● Instructions to follow
Extract all lines that hold "content" from the records below.

## START Exercise input

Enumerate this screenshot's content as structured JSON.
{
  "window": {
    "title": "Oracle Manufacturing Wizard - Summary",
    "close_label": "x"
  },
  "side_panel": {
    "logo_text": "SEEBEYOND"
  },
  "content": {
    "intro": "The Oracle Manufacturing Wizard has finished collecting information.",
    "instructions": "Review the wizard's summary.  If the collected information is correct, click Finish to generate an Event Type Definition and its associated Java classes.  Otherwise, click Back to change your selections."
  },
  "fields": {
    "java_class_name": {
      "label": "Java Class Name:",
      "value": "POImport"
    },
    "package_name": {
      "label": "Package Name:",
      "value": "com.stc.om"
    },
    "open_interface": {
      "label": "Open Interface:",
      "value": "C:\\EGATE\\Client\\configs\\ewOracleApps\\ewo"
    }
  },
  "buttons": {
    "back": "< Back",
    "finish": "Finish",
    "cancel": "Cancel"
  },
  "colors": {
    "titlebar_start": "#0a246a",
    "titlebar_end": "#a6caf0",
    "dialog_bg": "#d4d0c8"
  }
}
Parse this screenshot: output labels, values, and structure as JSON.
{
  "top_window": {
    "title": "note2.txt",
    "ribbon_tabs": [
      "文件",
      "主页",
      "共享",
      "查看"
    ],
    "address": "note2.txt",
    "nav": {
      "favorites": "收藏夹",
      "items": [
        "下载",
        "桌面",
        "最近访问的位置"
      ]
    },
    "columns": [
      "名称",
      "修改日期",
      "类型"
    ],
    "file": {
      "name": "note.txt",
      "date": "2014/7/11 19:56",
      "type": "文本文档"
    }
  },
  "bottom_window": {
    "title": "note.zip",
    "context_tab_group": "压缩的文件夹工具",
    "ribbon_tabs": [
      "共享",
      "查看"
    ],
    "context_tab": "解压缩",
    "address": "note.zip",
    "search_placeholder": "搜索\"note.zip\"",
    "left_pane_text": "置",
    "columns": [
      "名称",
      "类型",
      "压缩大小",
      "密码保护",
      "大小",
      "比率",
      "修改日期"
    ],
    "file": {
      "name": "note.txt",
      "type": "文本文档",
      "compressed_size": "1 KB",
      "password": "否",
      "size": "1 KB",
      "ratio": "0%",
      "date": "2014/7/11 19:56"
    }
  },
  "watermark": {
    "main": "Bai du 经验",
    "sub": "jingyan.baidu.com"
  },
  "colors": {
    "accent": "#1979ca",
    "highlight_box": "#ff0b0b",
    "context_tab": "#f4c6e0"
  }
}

## END Exercise input

● Finished answer
Enumerate this screenshot's content as structured JSON.
  "content": {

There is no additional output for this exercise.